Written problem.
Reproduce the data in its entirety, exactly as supplied.

Material for this task.
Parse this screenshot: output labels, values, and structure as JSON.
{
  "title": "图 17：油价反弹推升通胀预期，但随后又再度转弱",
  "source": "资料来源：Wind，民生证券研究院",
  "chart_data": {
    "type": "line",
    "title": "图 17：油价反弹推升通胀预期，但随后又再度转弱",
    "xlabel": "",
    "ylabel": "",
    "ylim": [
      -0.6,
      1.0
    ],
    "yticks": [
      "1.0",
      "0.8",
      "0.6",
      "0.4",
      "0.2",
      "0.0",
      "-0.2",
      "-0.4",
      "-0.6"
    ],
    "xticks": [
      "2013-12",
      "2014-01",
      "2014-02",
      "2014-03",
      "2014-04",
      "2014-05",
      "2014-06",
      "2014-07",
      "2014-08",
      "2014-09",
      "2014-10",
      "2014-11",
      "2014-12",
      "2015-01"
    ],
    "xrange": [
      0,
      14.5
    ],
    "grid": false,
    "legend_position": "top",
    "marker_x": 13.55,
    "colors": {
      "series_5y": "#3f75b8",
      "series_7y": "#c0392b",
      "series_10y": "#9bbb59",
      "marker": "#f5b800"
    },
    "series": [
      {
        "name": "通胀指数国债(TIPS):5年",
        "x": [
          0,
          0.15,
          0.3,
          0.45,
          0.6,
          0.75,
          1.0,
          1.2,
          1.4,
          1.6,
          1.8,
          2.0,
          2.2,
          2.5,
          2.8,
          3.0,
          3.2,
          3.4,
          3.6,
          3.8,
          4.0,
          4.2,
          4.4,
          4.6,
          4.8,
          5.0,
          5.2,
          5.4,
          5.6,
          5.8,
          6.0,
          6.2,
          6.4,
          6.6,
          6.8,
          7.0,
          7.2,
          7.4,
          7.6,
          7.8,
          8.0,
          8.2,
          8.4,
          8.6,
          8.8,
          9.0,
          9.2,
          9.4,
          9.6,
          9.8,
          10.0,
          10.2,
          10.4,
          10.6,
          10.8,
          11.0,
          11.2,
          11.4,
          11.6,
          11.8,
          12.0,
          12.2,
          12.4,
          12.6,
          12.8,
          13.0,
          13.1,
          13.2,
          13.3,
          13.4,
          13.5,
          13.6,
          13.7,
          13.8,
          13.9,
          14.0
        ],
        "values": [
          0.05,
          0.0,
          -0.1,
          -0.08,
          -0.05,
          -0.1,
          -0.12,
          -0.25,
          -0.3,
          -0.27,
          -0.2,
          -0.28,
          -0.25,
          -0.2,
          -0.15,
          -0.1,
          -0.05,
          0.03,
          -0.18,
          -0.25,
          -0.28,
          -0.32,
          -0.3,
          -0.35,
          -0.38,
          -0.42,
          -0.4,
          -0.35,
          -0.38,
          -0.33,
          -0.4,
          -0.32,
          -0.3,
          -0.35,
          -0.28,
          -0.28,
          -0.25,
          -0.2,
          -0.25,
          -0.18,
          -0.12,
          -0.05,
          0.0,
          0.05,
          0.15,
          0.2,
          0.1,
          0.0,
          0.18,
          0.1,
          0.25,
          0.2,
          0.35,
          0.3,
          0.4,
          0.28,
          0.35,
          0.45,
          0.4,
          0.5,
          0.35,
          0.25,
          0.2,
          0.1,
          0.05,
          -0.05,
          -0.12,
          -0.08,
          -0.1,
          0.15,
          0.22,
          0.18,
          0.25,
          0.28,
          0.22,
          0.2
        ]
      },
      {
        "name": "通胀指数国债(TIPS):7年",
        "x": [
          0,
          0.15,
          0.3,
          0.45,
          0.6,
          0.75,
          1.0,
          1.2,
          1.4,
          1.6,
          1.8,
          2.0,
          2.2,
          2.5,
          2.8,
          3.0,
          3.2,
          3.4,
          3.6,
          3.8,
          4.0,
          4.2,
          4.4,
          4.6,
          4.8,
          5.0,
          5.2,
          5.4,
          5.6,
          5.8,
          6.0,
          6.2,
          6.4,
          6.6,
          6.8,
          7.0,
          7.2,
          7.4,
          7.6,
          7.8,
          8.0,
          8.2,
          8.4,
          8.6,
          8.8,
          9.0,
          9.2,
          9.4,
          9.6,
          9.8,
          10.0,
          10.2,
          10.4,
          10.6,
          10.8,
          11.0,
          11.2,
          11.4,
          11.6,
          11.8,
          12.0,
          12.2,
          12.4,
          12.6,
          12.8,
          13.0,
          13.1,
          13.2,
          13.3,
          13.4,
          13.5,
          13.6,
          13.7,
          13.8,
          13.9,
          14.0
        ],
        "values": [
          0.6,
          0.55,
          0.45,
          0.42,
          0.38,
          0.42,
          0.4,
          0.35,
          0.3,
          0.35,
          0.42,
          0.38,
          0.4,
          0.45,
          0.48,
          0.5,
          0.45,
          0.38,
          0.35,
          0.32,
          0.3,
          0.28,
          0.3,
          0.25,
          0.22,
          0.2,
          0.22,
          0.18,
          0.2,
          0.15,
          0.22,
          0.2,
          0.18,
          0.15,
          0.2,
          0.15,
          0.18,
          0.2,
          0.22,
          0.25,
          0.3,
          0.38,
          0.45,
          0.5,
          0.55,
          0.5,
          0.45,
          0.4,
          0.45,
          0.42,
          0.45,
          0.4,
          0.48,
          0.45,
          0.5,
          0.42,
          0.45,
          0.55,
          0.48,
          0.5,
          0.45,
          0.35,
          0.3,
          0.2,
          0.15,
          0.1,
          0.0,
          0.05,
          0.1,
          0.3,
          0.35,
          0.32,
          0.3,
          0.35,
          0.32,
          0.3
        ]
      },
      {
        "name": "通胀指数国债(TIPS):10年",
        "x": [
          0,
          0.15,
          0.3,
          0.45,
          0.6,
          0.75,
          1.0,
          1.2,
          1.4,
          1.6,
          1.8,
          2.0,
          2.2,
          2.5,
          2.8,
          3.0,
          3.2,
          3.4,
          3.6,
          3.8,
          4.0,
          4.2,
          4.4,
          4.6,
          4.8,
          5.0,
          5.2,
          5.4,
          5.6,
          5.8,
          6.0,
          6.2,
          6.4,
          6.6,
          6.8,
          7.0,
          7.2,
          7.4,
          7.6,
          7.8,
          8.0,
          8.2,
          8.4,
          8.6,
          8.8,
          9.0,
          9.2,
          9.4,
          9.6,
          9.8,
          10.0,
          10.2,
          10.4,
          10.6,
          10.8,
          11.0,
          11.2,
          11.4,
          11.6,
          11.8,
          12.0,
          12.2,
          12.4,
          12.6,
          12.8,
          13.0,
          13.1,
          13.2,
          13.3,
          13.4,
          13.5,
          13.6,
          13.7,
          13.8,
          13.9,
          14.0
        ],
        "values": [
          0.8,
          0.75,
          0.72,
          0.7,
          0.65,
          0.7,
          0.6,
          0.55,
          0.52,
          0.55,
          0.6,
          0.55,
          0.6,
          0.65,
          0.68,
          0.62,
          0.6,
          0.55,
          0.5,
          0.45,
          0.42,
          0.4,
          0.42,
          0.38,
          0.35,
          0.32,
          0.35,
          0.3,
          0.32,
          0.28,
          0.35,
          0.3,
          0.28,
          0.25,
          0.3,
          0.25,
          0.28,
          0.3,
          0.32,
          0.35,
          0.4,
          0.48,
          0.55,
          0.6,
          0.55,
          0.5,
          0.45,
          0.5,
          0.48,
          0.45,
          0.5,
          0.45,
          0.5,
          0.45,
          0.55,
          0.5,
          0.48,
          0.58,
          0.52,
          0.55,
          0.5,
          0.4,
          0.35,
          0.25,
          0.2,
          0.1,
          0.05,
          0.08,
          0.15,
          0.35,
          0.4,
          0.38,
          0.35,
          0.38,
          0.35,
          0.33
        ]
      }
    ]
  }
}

Solution to the problem.
Parse this screenshot: output labels, values, and structure as JSON.
{
  "title": "图 17：油价反弹推升通胀预期，但随后又再度转弱",
  "source": "资料来源：Wind，民生证券研究院",
  "chart_data": {
    "type": "line",
    "title": "图 17：油价反弹推升通胀预期，但随后又再度转弱",
    "xlabel": "",
    "ylabel": "",
    "ylim": [
      -0.6,
      1.0
    ],
    "yticks": [
      "1.0",
      "0.8",
      "0.6",
      "0.4",
      "0.2",
      "0.0",
      "-0.2",
      "-0.4",
      "-0.6"
    ],
    "xticks": [
      "2013-12",
      "2014-01",
      "2014-02",
      "2014-03",
      "2014-04",
      "2014-05",
      "2014-06",
      "2014-07",
      "2014-08",
      "2014-09",
      "2014-10",
      "2014-11",
      "2014-12",
      "2015-01"
    ],
    "xrange": [
      0,
      14.5
    ],
    "grid": false,
    "legend_position": "top",
    "marker_x": 13.55,
    "colors": {
      "series_5y": "#3f75b8",
      "series_7y": "#c0392b",
      "series_10y": "#9bbb59",
      "marker": "#f5b800"
    },
    "series": [
      {
        "name": "通胀指数国债(TIPS):5年",
        "x": [
          0,
          0.15,
          0.3,
          0.45,
          0.6,
          0.75,
          1.0,
          1.2,
          1.4,
          1.6,
          1.8,
          2.0,
          2.2,
          2.5,
          2.8,
          3.0,
          3.2,
          3.4,
          3.6,
          3.8,
          4.0,
          4.2,
          4.4,
          4.6,
          4.8,
          5.0,
          5.2,
          5.4,
          5.6,
          5.8,
          6.0,
          6.2,
          6.4,
          6.6,
          6.8,
          7.0,
          7.2,
          7.4,
          7.6,
          7.8,
          8.0,
          8.2,
          8.4,
          8.6,
          8.8,
          9.0,
          9.2,
          9.4,
          9.6,
          9.8,
          10.0,
          10.2,
          10.4,
          10.6,
          10.8,
          11.0,
          11.2,
          11.4,
          11.6,
          11.8,
          12.0,
          12.2,
          12.4,
          12.6,
          12.8,
          13.0,
          13.1,
          13.2,
          13.3,
          13.4,
          13.5,
          13.6,
          13.7,
          13.8,
          13.9,
          14.0
        ],
        "values": [
          0.05,
          0.0,
          -0.1,
          -0.08,
          -0.05,
          -0.1,
          -0.12,
          -0.25,
          -0.3,
          -0.27,
          -0.2,
          -0.28,
          -0.25,
          -0.2,
          -0.15,
          -0.1,
          -0.05,
          0.03,
          -0.18,
          -0.25,
          -0.28,
          -0.32,
          -0.3,
          -0.35,
          -0.38,
          -0.42,
          -0.4,
          -0.35,
          -0.38,
          -0.33,
          -0.4,
          -0.32,
          -0.3,
          -0.35,
          -0.28,
          -0.28,
          -0.25,
          -0.2,
          -0.25,
          -0.18,
          -0.12,
          -0.05,
          0.0,
          0.05,
          0.15,
          0.2,
          0.1,
          0.0,
          0.18,
          0.1,
          0.25,
          0.2,
          0.35,
          0.3,
          0.4,
          0.28,
          0.35,
          0.45,
          0.4,
          0.5,
          0.35,
          0.25,
          0.2,
          0.1,
          0.05,
          -0.05,
          -0.12,
          -0.08,
          -0.1,
          0.15,
          0.22,
          0.18,
          0.25,
          0.28,
          0.22,
          0.2
        ]
      },
      {
        "name": "通胀指数国债(TIPS):7年",
        "x": [
          0,
          0.15,
          0.3,
          0.45,
          0.6,
          0.75,
          1.0,
          1.2,
          1.4,
          1.6,
          1.8,
          2.0,
          2.2,
          2.5,
          2.8,
          3.0,
          3.2,
          3.4,
          3.6,
          3.8,
          4.0,
          4.2,
          4.4,
          4.6,
          4.8,
          5.0,
          5.2,
          5.4,
          5.6,
          5.8,
          6.0,
          6.2,
          6.4,
          6.6,
          6.8,
          7.0,
          7.2,
          7.4,
          7.6,
          7.8,
          8.0,
          8.2,
          8.4,
          8.6,
          8.8,
          9.0,
          9.2,
          9.4,
          9.6,
          9.8,
          10.0,
          10.2,
          10.4,
          10.6,
          10.8,
          11.0,
          11.2,
          11.4,
          11.6,
          11.8,
          12.0,
          12.2,
          12.4,
          12.6,
          12.8,
          13.0,
          13.1,
          13.2,
          13.3,
          13.4,
          13.5,
          13.6,
          13.7,
          13.8,
          13.9,
          14.0
        ],
        "values": [
          0.6,
          0.55,
          0.45,
          0.42,
          0.38,
          0.42,
          0.4,
          0.35,
          0.3,
          0.35,
          0.42,
          0.38,
          0.4,
          0.45,
          0.48,
          0.5,
          0.45,
          0.38,
          0.35,
          0.32,
          0.3,
          0.28,
          0.3,
          0.25,
          0.22,
          0.2,
          0.22,
          0.18,
          0.2,
          0.15,
          0.22,
          0.2,
          0.18,
          0.15,
          0.2,
          0.15,
          0.18,
          0.2,
          0.22,
          0.25,
          0.3,
          0.38,
          0.45,
          0.5,
          0.55,
          0.5,
          0.45,
          0.4,
          0.45,
          0.42,
          0.45,
          0.4,
          0.48,
          0.45,
          0.5,
          0.42,
          0.45,
          0.55,
          0.48,
          0.5,
          0.45,
          0.35,
          0.3,
          0.2,
          0.15,
          0.1,
          0.0,
          0.05,
          0.1,
          0.3,
          0.35,
          0.32,
          0.3,
          0.35,
          0.32,
          0.3
        ]
      },
      {
        "name": "通胀指数国债(TIPS):10年",
        "x": [
          0,
          0.15,
          0.3,
          0.45,
          0.6,
          0.75,
          1.0,
          1.2,
          1.4,
          1.6,
          1.8,
          2.0,
          2.2,
          2.5,
          2.8,
          3.0,
          3.2,
          3.4,
          3.6,
          3.8,
          4.0,
          4.2,
          4.4,
          4.6,
          4.8,
          5.0,
          5.2,
          5.4,
          5.6,
          5.8,
          6.0,
          6.2,
          6.4,
          6.6,
          6.8,
          7.0,
          7.2,
          7.4,
          7.6,
          7.8,
          8.0,
          8.2,
          8.4,
          8.6,
          8.8,
          9.0,
          9.2,
          9.4,
          9.6,
          9.8,
          10.0,
          10.2,
          10.4,
          10.6,
          10.8,
          11.0,
          11.2,
          11.4,
          11.6,
          11.8,
          12.0,
          12.2,
          12.4,
          12.6,
          12.8,
          13.0,
          13.1,
          13.2,
          13.3,
          13.4,
          13.5,
          13.6,
          13.7,
          13.8,
          13.9,
          14.0
        ],
        "values": [
          0.8,
          0.75,
          0.72,
          0.7,
          0.65,
          0.7,
          0.6,
          0.55,
          0.52,
          0.55,
          0.6,
          0.55,
          0.6,
          0.65,
          0.68,
          0.62,
          0.6,
          0.55,
          0.5,
          0.45,
          0.42,
          0.4,
          0.42,
          0.38,
          0.35,
          0.32,
          0.35,
          0.3,
          0.32,
          0.28,
          0.35,
          0.3,
          0.28,
          0.25,
          0.3,
          0.25,
          0.28,
          0.3,
          0.32,
          0.35,
          0.4,
          0.48,
          0.55,
          0.6,
          0.55,
          0.5,
          0.45,
          0.5,
          0.48,
          0.45,
          0.5,
          0.45,
          0.5,
          0.45,
          0.55,
          0.5,
          0.48,
          0.58,
          0.52,
          0.55,
          0.5,
          0.4,
          0.35,
          0.25,
          0.2,
          0.1,
          0.05,
          0.08,
          0.15,
          0.35,
          0.4,
          0.38,
          0.35,
          0.38,
          0.35,
          0.33
        ]
      }
    ]
  }
}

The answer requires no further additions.